• **EXERCISE DETAILS**:
Where a line below includes the word "Middlesex", copy that line.

• **DATA SECTION**:
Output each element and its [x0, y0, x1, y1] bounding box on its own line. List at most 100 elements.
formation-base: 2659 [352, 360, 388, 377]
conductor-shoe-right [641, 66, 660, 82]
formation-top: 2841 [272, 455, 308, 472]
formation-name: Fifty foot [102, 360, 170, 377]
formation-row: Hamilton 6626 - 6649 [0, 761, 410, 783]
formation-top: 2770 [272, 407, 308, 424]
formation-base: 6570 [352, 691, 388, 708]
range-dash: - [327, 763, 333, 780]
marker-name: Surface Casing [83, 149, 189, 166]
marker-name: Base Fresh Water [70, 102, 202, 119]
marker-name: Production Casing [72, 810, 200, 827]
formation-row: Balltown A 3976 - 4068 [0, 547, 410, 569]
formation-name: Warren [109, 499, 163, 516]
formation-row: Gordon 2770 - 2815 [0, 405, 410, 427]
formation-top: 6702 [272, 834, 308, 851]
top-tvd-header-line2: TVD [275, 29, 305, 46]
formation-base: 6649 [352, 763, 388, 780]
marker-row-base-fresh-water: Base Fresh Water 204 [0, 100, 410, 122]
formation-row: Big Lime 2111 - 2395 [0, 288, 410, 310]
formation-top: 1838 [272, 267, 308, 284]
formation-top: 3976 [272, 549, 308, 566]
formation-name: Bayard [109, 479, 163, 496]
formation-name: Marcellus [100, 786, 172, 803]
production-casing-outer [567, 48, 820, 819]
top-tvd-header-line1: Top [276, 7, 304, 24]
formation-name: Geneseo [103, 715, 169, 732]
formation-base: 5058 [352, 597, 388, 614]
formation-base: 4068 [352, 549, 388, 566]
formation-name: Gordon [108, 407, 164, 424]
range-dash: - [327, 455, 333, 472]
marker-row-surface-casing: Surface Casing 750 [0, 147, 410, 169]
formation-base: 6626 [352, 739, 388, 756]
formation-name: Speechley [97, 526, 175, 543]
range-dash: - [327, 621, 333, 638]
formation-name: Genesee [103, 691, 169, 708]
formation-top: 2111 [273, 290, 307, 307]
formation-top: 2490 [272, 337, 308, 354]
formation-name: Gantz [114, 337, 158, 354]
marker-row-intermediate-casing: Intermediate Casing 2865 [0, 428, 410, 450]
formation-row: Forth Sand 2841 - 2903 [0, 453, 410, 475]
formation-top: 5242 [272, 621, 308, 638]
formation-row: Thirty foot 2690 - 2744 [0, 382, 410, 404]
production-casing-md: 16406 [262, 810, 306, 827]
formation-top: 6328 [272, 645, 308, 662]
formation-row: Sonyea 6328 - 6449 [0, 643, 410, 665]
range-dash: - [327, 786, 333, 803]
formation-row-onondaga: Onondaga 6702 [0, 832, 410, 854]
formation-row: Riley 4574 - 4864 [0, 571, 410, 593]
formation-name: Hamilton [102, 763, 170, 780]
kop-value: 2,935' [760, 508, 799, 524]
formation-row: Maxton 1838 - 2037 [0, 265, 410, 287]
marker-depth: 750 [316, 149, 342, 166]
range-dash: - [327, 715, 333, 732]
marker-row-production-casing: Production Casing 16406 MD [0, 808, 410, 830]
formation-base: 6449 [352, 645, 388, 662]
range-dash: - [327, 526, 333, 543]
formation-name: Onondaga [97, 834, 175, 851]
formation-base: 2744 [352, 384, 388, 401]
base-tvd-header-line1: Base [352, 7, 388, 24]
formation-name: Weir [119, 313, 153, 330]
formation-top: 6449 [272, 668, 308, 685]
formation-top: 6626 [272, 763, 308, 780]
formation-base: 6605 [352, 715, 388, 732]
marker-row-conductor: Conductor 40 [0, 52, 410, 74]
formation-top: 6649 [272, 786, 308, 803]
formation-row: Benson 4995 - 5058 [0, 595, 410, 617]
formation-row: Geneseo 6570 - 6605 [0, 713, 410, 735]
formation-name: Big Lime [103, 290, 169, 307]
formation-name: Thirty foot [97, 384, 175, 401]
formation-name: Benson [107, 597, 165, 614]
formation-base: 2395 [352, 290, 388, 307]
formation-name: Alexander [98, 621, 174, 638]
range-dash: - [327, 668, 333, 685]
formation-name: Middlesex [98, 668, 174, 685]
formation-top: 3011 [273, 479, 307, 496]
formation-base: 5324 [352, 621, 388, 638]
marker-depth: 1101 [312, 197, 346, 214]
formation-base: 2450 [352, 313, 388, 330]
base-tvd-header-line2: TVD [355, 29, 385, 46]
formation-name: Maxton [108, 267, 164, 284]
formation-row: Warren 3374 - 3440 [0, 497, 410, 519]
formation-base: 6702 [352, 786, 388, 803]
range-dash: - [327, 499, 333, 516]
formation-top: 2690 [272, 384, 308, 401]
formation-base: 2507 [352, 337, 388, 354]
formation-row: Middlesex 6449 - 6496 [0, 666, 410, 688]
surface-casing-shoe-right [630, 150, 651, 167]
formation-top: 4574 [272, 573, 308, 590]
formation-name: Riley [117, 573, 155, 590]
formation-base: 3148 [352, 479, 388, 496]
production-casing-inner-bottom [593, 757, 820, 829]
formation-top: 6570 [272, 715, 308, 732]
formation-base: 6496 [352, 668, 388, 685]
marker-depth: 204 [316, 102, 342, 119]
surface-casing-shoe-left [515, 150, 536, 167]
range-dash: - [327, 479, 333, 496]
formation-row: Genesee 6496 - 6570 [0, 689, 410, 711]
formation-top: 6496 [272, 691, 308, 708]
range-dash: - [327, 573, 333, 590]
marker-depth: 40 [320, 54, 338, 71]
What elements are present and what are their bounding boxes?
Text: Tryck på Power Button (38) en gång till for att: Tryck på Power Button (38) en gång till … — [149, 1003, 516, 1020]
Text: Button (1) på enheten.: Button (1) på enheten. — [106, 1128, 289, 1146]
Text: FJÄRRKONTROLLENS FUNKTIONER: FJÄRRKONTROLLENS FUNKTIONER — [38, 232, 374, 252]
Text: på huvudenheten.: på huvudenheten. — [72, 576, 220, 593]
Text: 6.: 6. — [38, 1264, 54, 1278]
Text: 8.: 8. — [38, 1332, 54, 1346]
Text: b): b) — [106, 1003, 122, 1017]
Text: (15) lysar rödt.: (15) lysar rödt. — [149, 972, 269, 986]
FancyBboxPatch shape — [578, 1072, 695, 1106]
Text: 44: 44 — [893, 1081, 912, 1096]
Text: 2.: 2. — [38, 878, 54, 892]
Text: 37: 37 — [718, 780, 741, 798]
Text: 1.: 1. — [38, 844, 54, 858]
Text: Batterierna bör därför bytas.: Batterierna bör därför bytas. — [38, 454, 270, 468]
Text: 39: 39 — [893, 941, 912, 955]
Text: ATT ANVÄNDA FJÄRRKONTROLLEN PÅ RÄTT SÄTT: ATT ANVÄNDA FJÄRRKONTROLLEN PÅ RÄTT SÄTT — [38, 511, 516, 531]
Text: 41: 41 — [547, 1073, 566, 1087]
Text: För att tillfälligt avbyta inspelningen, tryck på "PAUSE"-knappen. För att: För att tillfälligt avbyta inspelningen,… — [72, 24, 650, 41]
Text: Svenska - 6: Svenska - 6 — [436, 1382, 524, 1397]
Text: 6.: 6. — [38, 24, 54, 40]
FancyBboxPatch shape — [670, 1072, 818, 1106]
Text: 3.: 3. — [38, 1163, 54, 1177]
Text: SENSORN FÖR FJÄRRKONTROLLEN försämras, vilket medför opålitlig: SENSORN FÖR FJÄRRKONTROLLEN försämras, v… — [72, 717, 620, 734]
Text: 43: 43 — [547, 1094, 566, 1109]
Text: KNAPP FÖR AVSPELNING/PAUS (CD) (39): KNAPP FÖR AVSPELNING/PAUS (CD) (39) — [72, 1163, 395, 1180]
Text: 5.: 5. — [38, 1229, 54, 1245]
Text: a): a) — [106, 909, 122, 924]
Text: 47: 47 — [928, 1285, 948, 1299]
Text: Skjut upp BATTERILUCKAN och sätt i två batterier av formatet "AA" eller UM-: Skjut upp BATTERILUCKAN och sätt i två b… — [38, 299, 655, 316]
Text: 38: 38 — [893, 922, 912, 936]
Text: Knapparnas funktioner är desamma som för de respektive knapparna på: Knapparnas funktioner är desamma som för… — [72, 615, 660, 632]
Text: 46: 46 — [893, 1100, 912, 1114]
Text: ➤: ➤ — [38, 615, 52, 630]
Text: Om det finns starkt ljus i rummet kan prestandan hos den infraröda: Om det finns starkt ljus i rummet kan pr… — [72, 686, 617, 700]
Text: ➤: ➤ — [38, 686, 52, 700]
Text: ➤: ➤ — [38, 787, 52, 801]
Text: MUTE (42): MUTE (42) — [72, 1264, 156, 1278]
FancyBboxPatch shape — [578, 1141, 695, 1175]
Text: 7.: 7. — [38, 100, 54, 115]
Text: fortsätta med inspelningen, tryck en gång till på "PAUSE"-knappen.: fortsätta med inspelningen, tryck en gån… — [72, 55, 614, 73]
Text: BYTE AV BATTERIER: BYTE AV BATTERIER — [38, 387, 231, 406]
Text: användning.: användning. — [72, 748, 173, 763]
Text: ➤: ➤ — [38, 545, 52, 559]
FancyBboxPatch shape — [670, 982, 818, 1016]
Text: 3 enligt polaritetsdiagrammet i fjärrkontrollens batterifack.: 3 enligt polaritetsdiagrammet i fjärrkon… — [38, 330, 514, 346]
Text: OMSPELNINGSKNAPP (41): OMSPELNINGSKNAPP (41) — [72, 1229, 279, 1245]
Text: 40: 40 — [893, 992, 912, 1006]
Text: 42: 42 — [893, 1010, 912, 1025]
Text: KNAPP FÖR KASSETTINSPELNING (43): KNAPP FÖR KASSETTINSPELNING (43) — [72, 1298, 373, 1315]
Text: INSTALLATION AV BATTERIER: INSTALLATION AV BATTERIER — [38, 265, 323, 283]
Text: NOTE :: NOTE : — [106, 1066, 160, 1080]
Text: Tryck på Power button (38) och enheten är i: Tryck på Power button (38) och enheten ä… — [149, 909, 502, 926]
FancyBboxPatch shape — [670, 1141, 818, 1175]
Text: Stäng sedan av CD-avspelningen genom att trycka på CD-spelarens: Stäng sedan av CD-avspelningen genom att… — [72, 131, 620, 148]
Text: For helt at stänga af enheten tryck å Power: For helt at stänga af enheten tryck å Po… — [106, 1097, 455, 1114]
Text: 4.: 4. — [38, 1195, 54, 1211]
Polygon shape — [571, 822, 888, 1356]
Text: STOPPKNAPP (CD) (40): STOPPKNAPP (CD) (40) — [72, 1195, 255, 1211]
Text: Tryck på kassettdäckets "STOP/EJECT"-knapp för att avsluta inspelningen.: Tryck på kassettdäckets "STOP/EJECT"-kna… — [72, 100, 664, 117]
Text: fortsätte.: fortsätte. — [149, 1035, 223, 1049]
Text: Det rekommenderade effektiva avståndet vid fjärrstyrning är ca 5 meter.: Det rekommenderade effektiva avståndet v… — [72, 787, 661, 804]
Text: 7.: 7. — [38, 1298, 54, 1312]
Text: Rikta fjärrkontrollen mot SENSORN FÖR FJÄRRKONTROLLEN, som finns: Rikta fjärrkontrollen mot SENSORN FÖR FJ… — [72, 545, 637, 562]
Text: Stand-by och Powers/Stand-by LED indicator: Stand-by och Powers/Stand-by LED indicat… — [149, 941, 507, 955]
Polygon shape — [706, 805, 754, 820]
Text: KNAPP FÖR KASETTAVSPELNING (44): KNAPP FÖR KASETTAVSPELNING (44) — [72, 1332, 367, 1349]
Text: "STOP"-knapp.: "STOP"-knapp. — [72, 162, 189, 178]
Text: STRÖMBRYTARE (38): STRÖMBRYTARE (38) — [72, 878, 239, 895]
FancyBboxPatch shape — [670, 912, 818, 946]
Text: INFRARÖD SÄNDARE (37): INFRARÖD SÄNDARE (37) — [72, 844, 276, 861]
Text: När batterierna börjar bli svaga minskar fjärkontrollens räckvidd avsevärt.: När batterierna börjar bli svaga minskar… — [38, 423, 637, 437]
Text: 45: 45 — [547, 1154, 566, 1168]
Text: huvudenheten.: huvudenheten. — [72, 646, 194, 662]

• **ANSWER**:
formation-name: Middlesex [98, 668, 174, 685]
formation-row: Middlesex 6449 - 6496 [0, 666, 410, 688]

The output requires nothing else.